Your task is to repeat all of the material exactly.

Source data:

__________________________________________________

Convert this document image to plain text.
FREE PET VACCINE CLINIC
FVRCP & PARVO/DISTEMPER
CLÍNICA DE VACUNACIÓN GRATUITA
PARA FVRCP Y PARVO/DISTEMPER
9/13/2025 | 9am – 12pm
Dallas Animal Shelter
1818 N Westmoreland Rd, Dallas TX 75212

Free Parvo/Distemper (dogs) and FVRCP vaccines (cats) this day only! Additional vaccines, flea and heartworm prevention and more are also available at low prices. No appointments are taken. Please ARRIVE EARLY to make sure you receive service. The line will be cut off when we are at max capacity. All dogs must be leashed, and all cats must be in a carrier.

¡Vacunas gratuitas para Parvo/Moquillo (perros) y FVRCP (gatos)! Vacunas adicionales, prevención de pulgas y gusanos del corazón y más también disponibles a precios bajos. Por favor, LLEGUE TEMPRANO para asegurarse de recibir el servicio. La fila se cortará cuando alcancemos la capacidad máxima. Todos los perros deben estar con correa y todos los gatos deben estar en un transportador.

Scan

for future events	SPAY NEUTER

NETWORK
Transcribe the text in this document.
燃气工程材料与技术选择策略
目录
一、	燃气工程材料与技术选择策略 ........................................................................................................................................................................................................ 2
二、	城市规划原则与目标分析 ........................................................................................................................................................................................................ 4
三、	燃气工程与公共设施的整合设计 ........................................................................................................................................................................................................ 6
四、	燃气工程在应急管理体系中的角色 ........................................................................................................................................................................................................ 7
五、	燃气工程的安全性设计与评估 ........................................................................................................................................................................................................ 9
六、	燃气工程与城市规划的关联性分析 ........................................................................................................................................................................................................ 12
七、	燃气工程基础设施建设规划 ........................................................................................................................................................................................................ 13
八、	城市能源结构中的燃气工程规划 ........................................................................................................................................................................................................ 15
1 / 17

__________________________________________________

IN RESPONSE:
Convert this document image to plain text.
FREE PET VACCINE CLINIC
FVRCP & PARVO/DISTEMPER
CLÍNICA DE VACUNACIÓN GRATUITA
PARA FVRCP Y PARVO/DISTEMPER
9/13/2025 | 9am – 12pm
Dallas Animal Shelter
1818 N Westmoreland Rd, Dallas TX 75212

Free Parvo/Distemper (dogs) and FVRCP vaccines (cats) this day only! Additional vaccines, flea and heartworm prevention and more are also available at low prices. No appointments are taken. Please ARRIVE EARLY to make sure you receive service. The line will be cut off when we are at max capacity. All dogs must be leashed, and all cats must be in a carrier.

¡Vacunas gratuitas para Parvo/Moquillo (perros) y FVRCP (gatos)! Vacunas adicionales, prevención de pulgas y gusanos del corazón y más también disponibles a precios bajos. Por favor, LLEGUE TEMPRANO para asegurarse de recibir el servicio. La fila se cortará cuando alcancemos la capacidad máxima. Todos los perros deben estar con correa y todos los gatos deben estar en un transportador.

Scan

for future events	SPAY NEUTER

NETWORK
Transcribe the text in this document.
燃气工程材料与技术选择策略
目录
一、	燃气工程材料与技术选择策略 ........................................................................................................................................................................................................ 2
二、	城市规划原则与目标分析 ........................................................................................................................................................................................................ 4
三、	燃气工程与公共设施的整合设计 ........................................................................................................................................................................................................ 6
四、	燃气工程在应急管理体系中的角色 ........................................................................................................................................................................................................ 7
五、	燃气工程的安全性设计与评估 ........................................................................................................................................................................................................ 9
六、	燃气工程与城市规划的关联性分析 ........................................................................................................................................................................................................ 12
七、	燃气工程基础设施建设规划 ........................................................................................................................................................................................................ 13
八、	城市能源结构中的燃气工程规划 ........................................................................................................................................................................................................ 15
1 / 17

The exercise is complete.